• _TASK DIRECTIONS_
Write every line out verbatim and omit the pictures.

• _SUPPLIED DATA_
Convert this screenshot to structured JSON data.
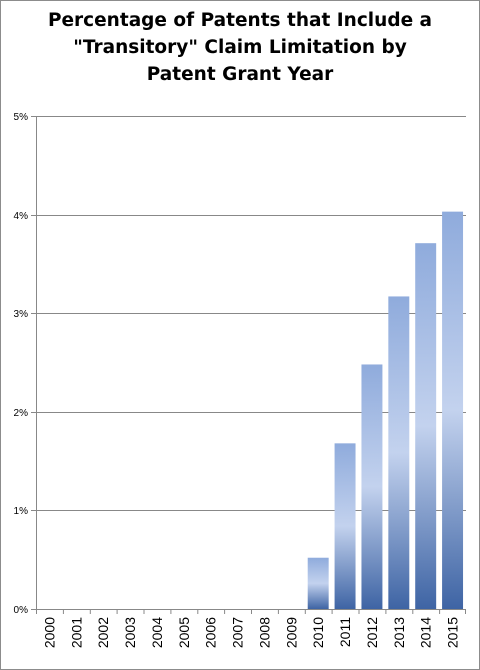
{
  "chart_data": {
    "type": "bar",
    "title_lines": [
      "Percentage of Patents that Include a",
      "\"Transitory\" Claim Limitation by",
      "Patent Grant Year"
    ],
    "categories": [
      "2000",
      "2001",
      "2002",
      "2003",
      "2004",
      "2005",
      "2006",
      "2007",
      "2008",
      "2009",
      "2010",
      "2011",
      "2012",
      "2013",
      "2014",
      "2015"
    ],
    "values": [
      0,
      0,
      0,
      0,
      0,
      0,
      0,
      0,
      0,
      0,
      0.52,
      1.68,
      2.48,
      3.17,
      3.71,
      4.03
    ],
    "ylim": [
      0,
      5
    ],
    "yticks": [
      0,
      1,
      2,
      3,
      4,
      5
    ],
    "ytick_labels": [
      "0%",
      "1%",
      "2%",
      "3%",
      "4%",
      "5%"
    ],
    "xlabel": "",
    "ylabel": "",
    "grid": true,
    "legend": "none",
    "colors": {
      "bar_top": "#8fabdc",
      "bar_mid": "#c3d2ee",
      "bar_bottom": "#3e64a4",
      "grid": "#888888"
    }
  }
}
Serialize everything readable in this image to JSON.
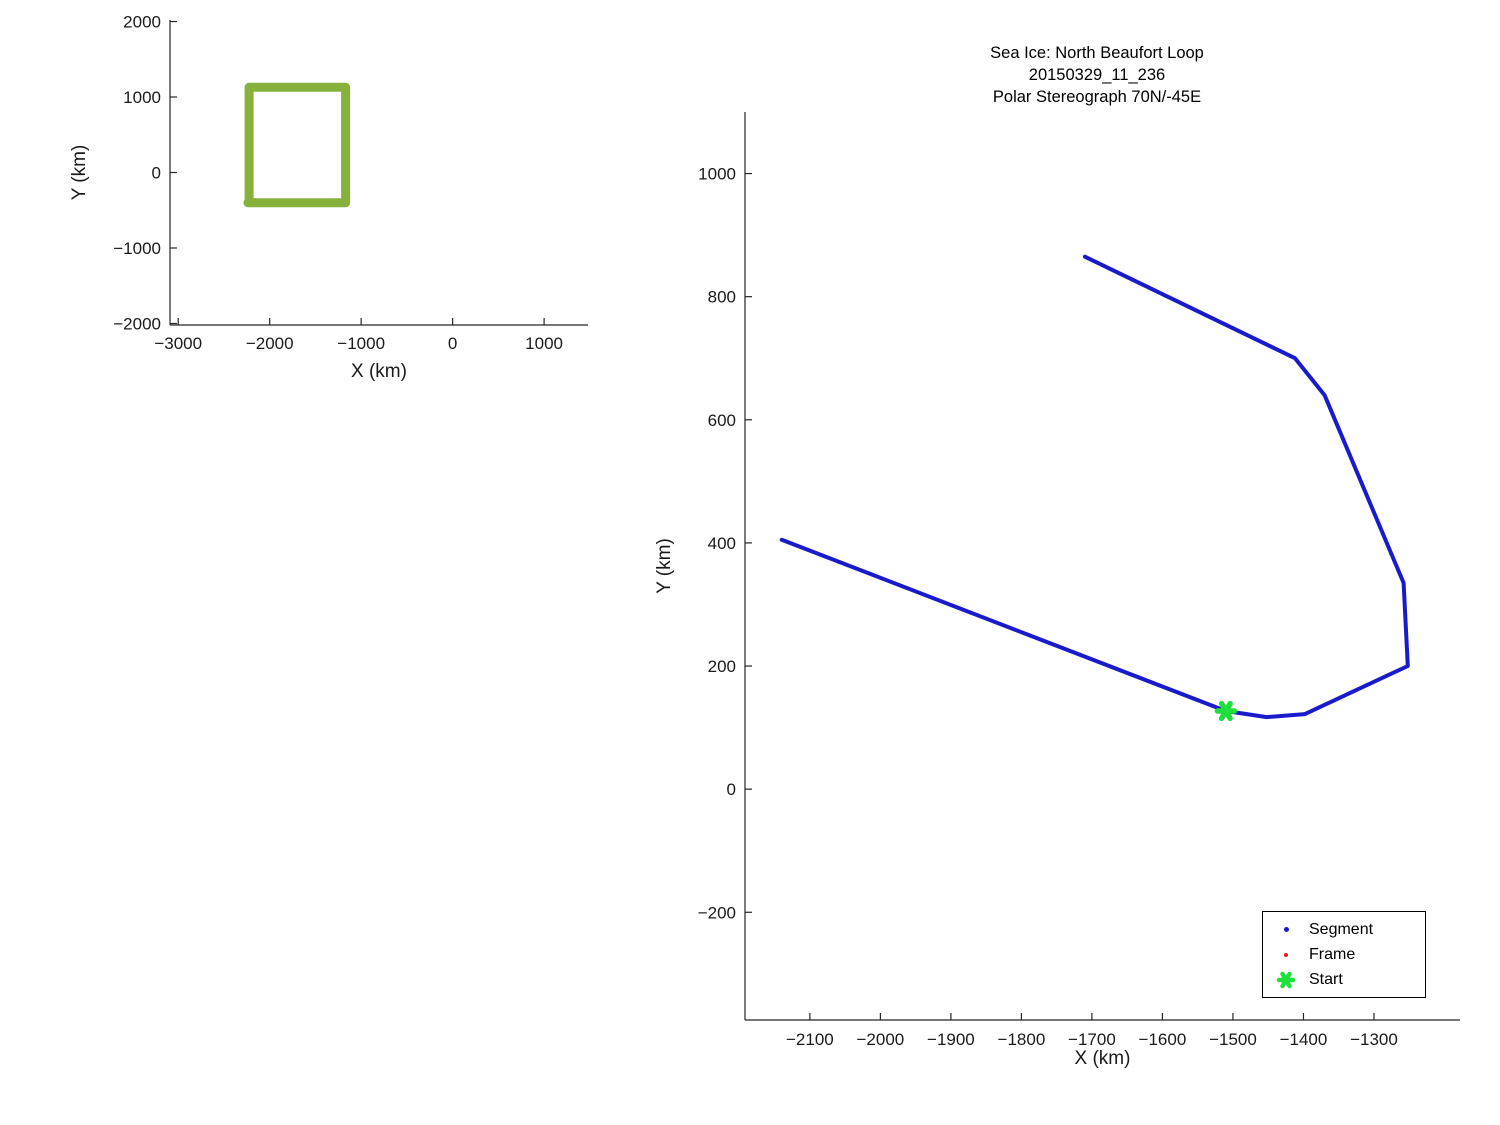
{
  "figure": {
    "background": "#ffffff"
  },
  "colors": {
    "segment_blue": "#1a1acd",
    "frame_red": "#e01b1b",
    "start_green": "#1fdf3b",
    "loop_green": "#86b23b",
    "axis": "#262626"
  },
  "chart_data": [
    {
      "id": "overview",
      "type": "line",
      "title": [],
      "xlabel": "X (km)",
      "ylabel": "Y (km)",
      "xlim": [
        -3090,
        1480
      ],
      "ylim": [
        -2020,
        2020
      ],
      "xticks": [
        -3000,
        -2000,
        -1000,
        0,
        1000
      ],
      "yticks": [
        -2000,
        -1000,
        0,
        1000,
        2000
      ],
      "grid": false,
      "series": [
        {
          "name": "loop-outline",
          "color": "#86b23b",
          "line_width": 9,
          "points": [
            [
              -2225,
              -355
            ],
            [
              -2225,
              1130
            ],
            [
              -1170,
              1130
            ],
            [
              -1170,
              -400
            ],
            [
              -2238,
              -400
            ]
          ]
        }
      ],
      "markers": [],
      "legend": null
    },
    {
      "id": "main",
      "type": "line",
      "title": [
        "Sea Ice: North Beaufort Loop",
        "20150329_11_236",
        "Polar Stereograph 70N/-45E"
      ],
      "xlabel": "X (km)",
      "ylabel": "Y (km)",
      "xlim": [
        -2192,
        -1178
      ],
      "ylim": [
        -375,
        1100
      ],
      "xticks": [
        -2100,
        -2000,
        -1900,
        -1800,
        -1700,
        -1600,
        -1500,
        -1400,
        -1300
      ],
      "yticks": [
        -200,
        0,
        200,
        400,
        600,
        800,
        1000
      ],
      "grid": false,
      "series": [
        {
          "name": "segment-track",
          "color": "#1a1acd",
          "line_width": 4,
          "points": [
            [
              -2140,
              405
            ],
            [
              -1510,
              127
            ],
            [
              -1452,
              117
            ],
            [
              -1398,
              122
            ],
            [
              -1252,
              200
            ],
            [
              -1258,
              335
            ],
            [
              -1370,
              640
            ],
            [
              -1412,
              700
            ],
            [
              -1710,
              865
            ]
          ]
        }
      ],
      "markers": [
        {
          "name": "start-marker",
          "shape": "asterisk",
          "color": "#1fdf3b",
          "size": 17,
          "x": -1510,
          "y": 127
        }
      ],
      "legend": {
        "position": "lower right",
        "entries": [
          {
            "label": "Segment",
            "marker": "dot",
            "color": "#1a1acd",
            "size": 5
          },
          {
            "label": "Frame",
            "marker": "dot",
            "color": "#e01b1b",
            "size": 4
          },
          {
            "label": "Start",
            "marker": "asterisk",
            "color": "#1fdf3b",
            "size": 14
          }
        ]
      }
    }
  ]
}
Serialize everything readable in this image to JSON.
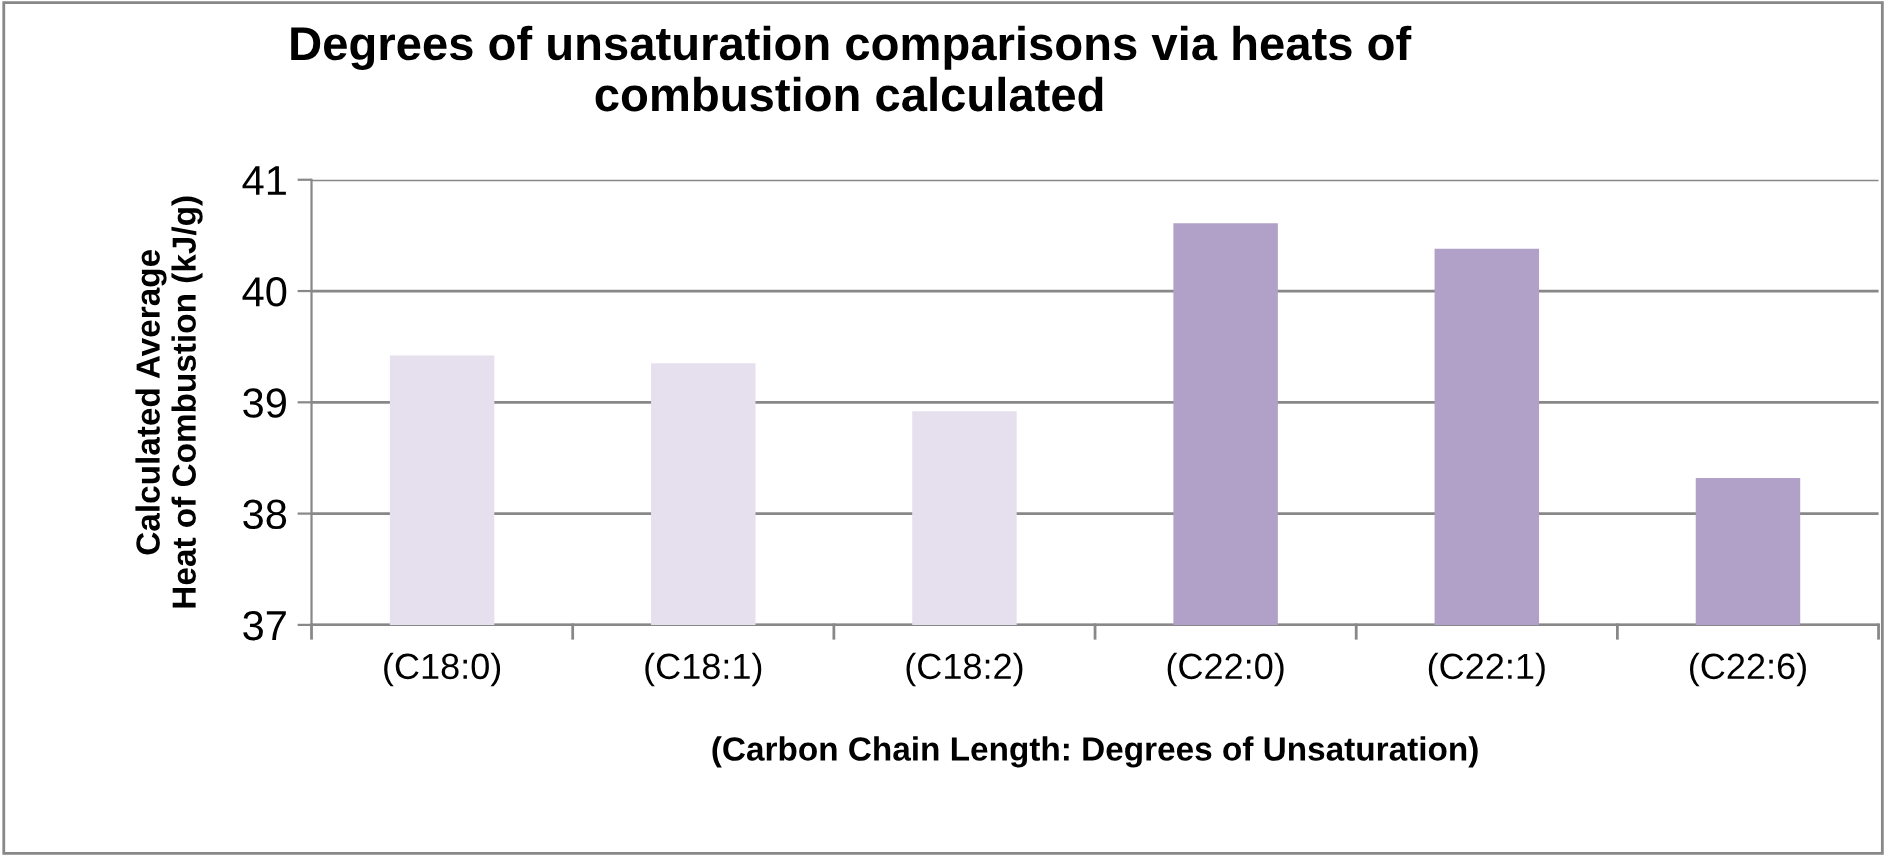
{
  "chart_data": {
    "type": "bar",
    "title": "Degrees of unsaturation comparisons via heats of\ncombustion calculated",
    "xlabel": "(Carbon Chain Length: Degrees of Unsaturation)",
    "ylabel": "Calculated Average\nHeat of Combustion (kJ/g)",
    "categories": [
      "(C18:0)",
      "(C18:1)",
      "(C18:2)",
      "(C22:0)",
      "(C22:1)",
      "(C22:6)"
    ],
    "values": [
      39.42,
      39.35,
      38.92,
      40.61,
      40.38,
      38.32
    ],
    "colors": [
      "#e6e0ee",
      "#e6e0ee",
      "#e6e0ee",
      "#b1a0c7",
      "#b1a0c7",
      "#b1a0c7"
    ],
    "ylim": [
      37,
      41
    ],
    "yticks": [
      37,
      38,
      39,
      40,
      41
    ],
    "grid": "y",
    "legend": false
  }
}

• _EXERCISE RESPONSE_
Convert this screenshot to structured JSON data.
{
  "chart_data": {
    "type": "bar",
    "title_lines": [
      "Percentage of Patents that Include a",
      "\"Transitory\" Claim Limitation by",
      "Patent Grant Year"
    ],
    "categories": [
      "2000",
      "2001",
      "2002",
      "2003",
      "2004",
      "2005",
      "2006",
      "2007",
      "2008",
      "2009",
      "2010",
      "2011",
      "2012",
      "2013",
      "2014",
      "2015"
    ],
    "values": [
      0,
      0,
      0,
      0,
      0,
      0,
      0,
      0,
      0,
      0,
      0.52,
      1.68,
      2.48,
      3.17,
      3.71,
      4.03
    ],
    "ylim": [
      0,
      5
    ],
    "yticks": [
      0,
      1,
      2,
      3,
      4,
      5
    ],
    "ytick_labels": [
      "0%",
      "1%",
      "2%",
      "3%",
      "4%",
      "5%"
    ],
    "xlabel": "",
    "ylabel": "",
    "grid": true,
    "legend": "none",
    "colors": {
      "bar_top": "#8fabdc",
      "bar_mid": "#c3d2ee",
      "bar_bottom": "#3e64a4",
      "grid": "#888888"
    }
  }
}
Serialize everything readable in this image to JSON.
{
  "figure": {
    "background": "#ffffff"
  },
  "colors": {
    "segment_blue": "#1a1acd",
    "frame_red": "#e01b1b",
    "start_green": "#1fdf3b",
    "loop_green": "#86b23b",
    "axis": "#262626"
  },
  "chart_data": [
    {
      "id": "overview",
      "type": "line",
      "title": [],
      "xlabel": "X (km)",
      "ylabel": "Y (km)",
      "xlim": [
        -3090,
        1480
      ],
      "ylim": [
        -2020,
        2020
      ],
      "xticks": [
        -3000,
        -2000,
        -1000,
        0,
        1000
      ],
      "yticks": [
        -2000,
        -1000,
        0,
        1000,
        2000
      ],
      "grid": false,
      "series": [
        {
          "name": "loop-outline",
          "color": "#86b23b",
          "line_width": 9,
          "points": [
            [
              -2225,
              -355
            ],
            [
              -2225,
              1130
            ],
            [
              -1170,
              1130
            ],
            [
              -1170,
              -400
            ],
            [
              -2238,
              -400
            ]
          ]
        }
      ],
      "markers": [],
      "legend": null
    },
    {
      "id": "main",
      "type": "line",
      "title": [
        "Sea Ice: North Beaufort Loop",
        "20150329_11_236",
        "Polar Stereograph 70N/-45E"
      ],
      "xlabel": "X (km)",
      "ylabel": "Y (km)",
      "xlim": [
        -2192,
        -1178
      ],
      "ylim": [
        -375,
        1100
      ],
      "xticks": [
        -2100,
        -2000,
        -1900,
        -1800,
        -1700,
        -1600,
        -1500,
        -1400,
        -1300
      ],
      "yticks": [
        -200,
        0,
        200,
        400,
        600,
        800,
        1000
      ],
      "grid": false,
      "series": [
        {
          "name": "segment-track",
          "color": "#1a1acd",
          "line_width": 4,
          "points": [
            [
              -2140,
              405
            ],
            [
              -1510,
              127
            ],
            [
              -1452,
              117
            ],
            [
              -1398,
              122
            ],
            [
              -1252,
              200
            ],
            [
              -1258,
              335
            ],
            [
              -1370,
              640
            ],
            [
              -1412,
              700
            ],
            [
              -1710,
              865
            ]
          ]
        }
      ],
      "markers": [
        {
          "name": "start-marker",
          "shape": "asterisk",
          "color": "#1fdf3b",
          "size": 17,
          "x": -1510,
          "y": 127
        }
      ],
      "legend": {
        "position": "lower right",
        "entries": [
          {
            "label": "Segment",
            "marker": "dot",
            "color": "#1a1acd",
            "size": 5
          },
          {
            "label": "Frame",
            "marker": "dot",
            "color": "#e01b1b",
            "size": 4
          },
          {
            "label": "Start",
            "marker": "asterisk",
            "color": "#1fdf3b",
            "size": 14
          }
        ]
      }
    }
  ]
}
Serialize everything readable in this image to JSON.
{
  "chart_data": {
    "type": "bar",
    "title": "Degrees of unsaturation comparisons via heats of\ncombustion calculated",
    "xlabel": "(Carbon Chain Length: Degrees of Unsaturation)",
    "ylabel": "Calculated Average\nHeat of Combustion (kJ/g)",
    "categories": [
      "(C18:0)",
      "(C18:1)",
      "(C18:2)",
      "(C22:0)",
      "(C22:1)",
      "(C22:6)"
    ],
    "values": [
      39.42,
      39.35,
      38.92,
      40.61,
      40.38,
      38.32
    ],
    "colors": [
      "#e6e0ee",
      "#e6e0ee",
      "#e6e0ee",
      "#b1a0c7",
      "#b1a0c7",
      "#b1a0c7"
    ],
    "ylim": [
      37,
      41
    ],
    "yticks": [
      37,
      38,
      39,
      40,
      41
    ],
    "grid": "y",
    "legend": false
  }
}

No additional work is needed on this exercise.